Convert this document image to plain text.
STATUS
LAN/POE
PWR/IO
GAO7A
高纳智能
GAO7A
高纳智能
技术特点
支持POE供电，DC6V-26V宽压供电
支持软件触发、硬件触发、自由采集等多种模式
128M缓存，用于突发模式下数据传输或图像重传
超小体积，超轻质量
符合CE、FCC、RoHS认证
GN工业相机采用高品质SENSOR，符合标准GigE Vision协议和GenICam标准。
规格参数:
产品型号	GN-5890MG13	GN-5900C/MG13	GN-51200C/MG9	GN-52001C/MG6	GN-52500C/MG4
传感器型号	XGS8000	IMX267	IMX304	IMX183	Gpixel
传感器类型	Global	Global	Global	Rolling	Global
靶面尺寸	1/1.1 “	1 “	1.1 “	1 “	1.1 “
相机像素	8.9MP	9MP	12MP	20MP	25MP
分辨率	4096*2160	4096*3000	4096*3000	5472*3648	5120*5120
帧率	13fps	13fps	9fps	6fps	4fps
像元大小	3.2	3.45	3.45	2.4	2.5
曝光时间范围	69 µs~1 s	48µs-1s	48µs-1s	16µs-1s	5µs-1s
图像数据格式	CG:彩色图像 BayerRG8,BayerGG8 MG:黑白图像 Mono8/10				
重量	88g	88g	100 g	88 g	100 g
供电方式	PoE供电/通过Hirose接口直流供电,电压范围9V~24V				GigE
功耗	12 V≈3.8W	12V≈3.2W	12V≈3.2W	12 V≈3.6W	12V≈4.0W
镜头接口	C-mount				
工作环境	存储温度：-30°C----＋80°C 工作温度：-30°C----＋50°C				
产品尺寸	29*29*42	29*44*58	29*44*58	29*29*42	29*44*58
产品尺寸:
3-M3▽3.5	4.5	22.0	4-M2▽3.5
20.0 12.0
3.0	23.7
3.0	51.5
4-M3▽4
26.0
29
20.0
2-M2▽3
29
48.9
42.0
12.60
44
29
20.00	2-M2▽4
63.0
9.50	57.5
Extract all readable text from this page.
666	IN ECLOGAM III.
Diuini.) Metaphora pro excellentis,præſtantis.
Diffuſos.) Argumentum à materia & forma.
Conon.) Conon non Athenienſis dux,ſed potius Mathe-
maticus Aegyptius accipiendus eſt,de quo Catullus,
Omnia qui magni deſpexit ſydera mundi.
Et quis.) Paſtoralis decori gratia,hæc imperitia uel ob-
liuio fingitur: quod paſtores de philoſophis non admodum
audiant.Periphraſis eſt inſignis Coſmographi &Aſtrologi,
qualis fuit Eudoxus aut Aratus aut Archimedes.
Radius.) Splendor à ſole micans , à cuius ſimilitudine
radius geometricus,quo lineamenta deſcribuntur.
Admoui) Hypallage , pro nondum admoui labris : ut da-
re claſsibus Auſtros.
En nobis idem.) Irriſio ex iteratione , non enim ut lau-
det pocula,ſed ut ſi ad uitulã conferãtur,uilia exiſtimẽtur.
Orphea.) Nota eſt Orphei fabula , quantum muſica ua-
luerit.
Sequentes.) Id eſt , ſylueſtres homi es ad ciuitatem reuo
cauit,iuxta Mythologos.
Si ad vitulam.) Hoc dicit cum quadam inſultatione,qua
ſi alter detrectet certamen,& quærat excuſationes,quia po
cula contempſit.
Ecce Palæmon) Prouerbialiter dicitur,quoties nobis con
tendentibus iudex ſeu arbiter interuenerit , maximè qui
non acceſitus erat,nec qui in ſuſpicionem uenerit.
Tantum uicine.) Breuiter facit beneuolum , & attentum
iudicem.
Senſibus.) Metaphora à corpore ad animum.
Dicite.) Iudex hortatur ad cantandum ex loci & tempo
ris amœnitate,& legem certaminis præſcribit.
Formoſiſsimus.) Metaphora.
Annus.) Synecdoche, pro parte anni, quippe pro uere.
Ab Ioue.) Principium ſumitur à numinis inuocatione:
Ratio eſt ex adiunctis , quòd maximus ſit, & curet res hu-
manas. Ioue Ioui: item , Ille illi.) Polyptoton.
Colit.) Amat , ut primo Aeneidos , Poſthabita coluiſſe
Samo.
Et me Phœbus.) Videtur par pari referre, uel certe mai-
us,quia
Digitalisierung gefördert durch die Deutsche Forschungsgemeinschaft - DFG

§

DIRECTIONS - Look through the entries above for the word "Metaphora". Copy every line where it shows up.

TASK SOLUTION -
Diuini.) Metaphora pro excellentis,præſtantis.
Senſibus.) Metaphora à corpore ad animum.
Formoſiſsimus.) Metaphora.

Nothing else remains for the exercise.